(Records excerpted from a collection)
>> START
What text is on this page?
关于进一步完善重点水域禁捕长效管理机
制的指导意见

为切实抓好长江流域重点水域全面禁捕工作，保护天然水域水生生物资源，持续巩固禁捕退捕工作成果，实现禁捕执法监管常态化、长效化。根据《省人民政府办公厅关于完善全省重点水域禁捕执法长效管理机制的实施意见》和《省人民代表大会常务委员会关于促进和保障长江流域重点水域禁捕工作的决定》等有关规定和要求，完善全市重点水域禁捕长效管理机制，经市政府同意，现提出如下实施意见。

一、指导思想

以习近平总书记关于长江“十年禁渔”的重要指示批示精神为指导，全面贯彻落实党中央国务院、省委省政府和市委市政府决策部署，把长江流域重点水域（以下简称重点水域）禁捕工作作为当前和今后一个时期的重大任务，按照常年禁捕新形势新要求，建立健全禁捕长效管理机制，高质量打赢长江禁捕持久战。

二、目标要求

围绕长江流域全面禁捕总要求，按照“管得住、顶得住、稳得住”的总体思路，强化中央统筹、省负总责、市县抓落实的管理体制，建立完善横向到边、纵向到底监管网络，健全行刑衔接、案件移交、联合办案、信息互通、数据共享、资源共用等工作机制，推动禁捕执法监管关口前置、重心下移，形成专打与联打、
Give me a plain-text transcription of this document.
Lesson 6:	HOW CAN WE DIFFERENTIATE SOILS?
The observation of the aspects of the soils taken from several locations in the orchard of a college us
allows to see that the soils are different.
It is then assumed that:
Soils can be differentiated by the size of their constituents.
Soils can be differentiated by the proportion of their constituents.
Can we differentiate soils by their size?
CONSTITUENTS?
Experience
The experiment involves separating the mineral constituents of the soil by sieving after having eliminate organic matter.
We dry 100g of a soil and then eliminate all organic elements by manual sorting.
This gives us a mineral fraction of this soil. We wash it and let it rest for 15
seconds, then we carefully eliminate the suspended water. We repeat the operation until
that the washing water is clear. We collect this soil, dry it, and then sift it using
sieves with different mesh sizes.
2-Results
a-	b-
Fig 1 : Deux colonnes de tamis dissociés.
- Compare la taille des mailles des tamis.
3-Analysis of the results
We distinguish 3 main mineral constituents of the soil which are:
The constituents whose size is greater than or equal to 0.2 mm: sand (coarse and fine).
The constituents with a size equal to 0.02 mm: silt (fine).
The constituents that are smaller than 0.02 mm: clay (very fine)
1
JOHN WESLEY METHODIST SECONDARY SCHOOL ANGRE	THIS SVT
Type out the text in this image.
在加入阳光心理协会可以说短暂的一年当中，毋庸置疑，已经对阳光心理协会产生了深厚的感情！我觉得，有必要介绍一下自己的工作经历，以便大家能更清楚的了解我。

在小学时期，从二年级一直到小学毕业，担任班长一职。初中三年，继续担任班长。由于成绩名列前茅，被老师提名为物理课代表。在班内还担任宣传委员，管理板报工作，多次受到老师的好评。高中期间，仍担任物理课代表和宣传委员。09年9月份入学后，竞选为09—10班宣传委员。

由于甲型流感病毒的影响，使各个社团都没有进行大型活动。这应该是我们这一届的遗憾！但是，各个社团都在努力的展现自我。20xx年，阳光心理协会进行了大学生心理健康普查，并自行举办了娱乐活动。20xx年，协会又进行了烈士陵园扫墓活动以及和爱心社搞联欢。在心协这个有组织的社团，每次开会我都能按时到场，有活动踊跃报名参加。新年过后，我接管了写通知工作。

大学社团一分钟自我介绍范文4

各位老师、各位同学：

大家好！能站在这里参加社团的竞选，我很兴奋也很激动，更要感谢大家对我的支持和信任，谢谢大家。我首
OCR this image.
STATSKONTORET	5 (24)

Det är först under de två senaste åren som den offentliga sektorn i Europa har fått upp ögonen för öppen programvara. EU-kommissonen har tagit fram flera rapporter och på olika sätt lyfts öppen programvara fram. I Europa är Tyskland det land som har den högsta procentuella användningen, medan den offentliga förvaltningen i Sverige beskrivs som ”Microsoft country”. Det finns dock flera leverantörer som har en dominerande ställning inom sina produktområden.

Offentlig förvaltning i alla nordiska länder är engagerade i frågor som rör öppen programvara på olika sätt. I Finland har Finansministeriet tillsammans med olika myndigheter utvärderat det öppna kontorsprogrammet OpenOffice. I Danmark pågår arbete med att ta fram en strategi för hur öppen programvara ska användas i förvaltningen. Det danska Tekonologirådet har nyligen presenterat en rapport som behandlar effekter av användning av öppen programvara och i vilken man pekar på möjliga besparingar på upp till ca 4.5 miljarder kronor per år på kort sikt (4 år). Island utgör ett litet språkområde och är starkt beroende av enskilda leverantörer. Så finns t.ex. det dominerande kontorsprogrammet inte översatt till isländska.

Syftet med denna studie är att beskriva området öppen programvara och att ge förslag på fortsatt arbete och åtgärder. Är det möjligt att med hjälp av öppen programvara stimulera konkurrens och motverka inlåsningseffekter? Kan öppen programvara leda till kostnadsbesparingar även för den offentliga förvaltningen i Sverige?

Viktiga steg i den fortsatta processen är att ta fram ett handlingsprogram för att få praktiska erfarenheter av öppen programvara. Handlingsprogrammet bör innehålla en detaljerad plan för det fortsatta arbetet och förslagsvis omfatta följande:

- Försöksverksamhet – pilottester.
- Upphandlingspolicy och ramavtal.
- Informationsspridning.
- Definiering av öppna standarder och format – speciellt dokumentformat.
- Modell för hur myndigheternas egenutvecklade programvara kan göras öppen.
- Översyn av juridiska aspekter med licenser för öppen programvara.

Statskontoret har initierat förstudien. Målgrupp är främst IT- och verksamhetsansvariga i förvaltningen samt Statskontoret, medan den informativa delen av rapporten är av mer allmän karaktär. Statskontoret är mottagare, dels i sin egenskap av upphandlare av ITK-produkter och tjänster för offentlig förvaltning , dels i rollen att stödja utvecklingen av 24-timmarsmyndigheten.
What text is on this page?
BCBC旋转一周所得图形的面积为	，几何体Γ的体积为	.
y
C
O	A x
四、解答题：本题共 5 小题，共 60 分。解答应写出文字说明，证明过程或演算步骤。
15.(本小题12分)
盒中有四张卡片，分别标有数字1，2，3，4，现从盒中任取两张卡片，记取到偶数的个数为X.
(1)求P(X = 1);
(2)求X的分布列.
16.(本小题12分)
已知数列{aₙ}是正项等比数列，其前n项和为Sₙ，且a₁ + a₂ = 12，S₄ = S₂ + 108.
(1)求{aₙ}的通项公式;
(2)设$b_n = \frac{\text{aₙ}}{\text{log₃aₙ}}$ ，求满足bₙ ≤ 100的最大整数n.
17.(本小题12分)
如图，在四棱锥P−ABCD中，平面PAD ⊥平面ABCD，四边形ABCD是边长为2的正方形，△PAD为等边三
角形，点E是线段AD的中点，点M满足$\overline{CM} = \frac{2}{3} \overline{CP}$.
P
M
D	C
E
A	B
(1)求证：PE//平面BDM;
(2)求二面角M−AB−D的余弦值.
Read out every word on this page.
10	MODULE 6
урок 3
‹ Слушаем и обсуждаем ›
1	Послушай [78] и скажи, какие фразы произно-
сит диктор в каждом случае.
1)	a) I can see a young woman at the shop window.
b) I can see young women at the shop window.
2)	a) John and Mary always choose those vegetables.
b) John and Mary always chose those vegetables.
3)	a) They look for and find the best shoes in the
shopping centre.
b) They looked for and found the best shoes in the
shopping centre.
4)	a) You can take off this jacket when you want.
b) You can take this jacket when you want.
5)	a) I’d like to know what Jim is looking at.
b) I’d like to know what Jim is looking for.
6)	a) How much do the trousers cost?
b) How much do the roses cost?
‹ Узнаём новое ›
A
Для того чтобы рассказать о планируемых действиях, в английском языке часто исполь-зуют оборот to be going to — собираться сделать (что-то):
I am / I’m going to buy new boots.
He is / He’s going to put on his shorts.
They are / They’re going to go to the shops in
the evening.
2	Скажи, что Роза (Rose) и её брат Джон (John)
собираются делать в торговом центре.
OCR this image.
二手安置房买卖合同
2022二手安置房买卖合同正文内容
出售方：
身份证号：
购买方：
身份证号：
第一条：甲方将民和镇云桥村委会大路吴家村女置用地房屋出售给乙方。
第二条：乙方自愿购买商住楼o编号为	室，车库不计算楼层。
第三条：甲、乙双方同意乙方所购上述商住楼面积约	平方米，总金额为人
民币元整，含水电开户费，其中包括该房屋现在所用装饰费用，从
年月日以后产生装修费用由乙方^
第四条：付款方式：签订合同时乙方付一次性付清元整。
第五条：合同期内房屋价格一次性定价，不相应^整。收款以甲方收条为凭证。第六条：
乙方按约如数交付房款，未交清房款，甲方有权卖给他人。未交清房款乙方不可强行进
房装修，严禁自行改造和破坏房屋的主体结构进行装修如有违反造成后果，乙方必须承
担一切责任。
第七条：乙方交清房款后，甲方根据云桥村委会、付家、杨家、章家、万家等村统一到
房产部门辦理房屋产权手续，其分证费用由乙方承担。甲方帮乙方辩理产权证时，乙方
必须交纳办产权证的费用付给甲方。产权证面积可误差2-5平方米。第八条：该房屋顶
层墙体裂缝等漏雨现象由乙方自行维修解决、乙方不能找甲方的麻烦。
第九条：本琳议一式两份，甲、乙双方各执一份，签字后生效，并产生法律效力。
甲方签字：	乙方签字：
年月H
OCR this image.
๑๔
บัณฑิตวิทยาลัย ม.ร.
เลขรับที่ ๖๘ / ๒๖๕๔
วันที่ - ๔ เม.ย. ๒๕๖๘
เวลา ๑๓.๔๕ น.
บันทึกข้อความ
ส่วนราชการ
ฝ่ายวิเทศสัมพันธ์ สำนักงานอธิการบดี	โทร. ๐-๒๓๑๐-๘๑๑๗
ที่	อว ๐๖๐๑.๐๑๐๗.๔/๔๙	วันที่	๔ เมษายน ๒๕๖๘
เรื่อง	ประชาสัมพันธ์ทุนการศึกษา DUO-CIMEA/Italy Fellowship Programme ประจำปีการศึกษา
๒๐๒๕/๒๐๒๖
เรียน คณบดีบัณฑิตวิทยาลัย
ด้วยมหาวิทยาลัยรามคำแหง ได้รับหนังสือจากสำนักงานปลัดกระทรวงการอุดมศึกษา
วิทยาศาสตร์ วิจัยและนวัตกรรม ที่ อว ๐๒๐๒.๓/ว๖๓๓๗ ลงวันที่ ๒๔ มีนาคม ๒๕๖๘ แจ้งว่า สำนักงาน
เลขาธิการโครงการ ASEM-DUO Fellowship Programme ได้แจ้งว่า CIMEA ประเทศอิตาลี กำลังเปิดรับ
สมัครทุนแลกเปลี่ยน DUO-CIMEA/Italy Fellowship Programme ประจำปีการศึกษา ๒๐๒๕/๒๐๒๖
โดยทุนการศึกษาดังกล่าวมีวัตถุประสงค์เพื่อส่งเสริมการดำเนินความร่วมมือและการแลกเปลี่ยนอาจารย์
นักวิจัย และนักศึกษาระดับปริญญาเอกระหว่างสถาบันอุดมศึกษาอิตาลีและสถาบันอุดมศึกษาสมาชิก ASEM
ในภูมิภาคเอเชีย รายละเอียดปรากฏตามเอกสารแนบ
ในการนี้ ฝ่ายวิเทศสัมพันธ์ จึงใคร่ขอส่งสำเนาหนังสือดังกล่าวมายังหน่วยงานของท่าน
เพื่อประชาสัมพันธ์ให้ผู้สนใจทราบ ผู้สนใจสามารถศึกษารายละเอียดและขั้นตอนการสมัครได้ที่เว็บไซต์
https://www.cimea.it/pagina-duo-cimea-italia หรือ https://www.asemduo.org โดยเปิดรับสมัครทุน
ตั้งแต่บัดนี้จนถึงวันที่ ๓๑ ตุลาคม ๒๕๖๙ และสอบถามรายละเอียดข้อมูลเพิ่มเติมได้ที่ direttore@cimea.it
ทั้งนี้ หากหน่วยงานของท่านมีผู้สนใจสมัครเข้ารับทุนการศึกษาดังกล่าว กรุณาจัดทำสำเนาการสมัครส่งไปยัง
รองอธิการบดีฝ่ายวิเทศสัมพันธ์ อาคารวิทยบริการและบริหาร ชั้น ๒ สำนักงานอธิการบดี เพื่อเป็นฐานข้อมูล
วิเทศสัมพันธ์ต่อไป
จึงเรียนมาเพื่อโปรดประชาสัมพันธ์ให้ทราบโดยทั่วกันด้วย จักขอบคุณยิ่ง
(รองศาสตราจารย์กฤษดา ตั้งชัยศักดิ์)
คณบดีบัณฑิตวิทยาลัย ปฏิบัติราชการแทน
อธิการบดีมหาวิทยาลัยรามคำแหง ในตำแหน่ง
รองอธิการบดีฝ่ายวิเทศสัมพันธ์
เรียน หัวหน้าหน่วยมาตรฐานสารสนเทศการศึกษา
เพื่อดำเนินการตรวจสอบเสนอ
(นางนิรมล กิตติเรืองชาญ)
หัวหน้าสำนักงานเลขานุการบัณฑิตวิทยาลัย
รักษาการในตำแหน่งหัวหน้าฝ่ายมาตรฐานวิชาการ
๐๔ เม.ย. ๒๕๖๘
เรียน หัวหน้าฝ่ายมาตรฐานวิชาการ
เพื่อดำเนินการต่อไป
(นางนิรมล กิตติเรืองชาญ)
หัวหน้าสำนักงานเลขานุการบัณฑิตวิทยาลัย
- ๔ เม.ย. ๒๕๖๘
>> END
> **Stated task**:
Return all lines containing "young".

> **Final result**:
1)	a) I can see a young woman at the shop window.
b) I can see young women at the shop window.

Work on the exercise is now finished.